• _What is needed_
Lines containing the string "Петербургу" are to be counted; report the number and nothing more.

-- begin --

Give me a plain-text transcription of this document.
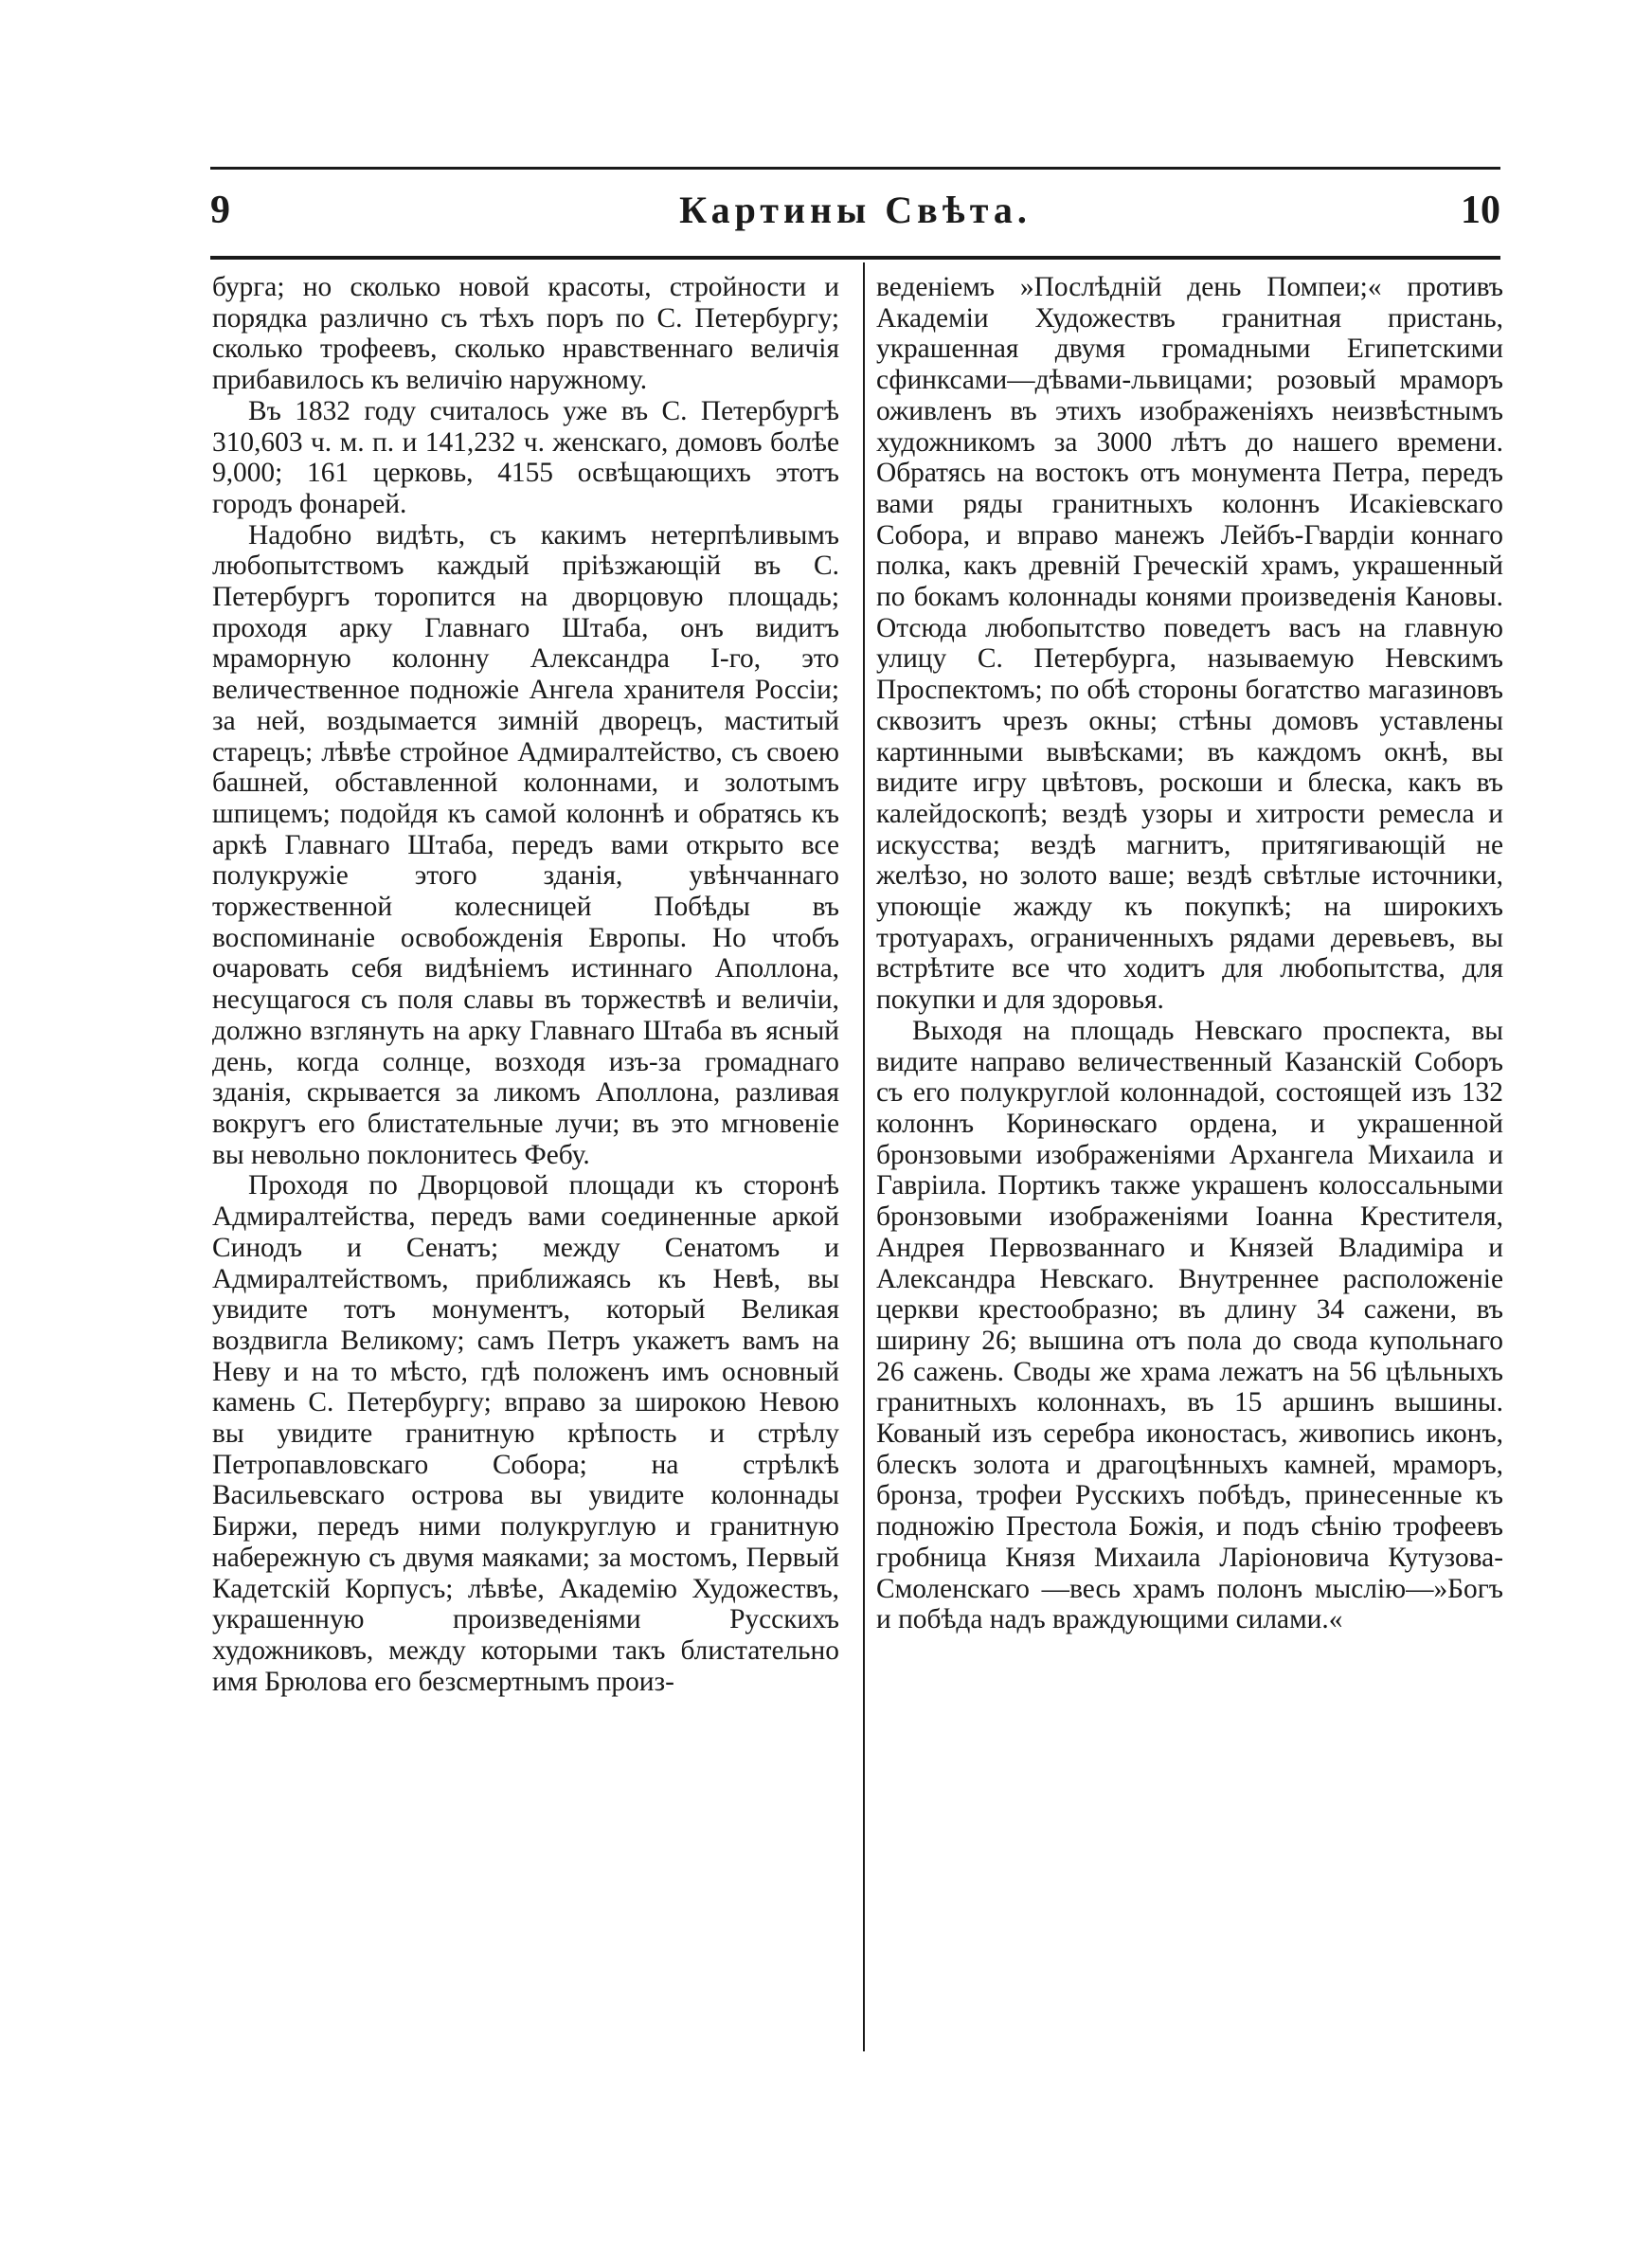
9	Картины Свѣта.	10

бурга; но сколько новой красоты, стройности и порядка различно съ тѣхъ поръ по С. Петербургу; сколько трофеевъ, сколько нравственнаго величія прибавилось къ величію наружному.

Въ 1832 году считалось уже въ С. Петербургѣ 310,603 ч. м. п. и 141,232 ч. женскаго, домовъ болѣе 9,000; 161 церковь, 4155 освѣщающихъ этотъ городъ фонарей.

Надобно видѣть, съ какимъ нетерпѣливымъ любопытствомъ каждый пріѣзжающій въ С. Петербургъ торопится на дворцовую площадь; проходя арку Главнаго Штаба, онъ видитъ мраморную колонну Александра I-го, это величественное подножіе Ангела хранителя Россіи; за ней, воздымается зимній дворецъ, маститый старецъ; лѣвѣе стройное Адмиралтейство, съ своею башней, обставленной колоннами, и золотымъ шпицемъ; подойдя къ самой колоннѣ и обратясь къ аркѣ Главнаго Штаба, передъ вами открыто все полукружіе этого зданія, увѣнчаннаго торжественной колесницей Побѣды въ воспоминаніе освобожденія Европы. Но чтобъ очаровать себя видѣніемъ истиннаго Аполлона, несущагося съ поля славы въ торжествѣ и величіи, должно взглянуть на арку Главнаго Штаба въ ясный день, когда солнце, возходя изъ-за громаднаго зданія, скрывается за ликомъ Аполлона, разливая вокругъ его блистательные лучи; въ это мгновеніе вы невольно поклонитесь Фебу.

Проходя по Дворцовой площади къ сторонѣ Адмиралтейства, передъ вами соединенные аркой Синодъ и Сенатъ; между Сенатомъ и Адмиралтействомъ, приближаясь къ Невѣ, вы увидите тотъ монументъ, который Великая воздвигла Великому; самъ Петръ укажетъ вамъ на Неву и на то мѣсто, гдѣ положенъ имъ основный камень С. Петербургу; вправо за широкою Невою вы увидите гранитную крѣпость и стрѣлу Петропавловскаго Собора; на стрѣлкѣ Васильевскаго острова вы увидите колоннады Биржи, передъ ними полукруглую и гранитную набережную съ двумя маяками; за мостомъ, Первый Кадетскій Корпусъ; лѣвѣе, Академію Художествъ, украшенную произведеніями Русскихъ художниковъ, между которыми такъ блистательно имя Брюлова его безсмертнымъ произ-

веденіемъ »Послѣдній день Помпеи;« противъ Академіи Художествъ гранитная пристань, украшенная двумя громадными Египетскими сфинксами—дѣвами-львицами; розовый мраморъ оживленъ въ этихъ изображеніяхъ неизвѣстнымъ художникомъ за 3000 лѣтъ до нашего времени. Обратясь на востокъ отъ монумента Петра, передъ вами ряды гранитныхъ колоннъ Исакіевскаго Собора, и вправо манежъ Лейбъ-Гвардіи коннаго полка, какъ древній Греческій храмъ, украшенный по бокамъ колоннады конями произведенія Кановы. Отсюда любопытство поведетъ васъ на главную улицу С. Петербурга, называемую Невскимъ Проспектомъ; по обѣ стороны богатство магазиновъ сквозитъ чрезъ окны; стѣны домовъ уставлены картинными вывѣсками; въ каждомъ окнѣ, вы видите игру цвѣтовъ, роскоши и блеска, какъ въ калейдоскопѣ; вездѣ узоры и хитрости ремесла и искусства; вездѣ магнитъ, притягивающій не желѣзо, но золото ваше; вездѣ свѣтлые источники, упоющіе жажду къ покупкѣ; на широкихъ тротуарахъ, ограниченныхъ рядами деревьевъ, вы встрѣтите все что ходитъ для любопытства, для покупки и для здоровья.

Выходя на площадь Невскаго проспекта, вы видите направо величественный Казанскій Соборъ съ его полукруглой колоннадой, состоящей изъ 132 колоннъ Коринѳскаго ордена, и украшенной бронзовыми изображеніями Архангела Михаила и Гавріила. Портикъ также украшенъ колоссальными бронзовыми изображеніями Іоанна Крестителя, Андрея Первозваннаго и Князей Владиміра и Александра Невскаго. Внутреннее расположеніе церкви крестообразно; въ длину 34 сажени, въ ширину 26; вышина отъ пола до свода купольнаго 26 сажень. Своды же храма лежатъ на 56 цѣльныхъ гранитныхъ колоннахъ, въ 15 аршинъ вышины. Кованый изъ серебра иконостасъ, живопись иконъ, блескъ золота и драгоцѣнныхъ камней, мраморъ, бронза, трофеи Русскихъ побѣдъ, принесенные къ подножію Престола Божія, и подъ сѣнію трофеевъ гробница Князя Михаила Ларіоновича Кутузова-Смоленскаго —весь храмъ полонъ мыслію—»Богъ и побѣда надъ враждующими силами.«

-- end --
-- begin --

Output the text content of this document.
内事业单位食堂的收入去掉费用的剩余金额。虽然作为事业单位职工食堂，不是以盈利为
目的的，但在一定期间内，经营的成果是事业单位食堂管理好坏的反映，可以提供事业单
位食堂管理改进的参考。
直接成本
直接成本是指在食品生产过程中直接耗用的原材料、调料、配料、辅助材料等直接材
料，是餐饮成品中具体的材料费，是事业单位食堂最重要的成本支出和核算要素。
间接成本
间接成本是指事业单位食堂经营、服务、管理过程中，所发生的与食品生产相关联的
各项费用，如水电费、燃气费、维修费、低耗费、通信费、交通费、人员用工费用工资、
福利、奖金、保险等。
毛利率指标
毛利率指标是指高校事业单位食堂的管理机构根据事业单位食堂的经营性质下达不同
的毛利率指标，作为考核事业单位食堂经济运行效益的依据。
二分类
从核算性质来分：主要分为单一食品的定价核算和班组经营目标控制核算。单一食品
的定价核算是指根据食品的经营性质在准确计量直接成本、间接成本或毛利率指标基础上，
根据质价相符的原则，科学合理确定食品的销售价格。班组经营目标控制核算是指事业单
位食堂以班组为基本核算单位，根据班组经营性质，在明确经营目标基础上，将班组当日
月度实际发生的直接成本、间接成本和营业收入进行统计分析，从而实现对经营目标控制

-- end --

• _In response_
2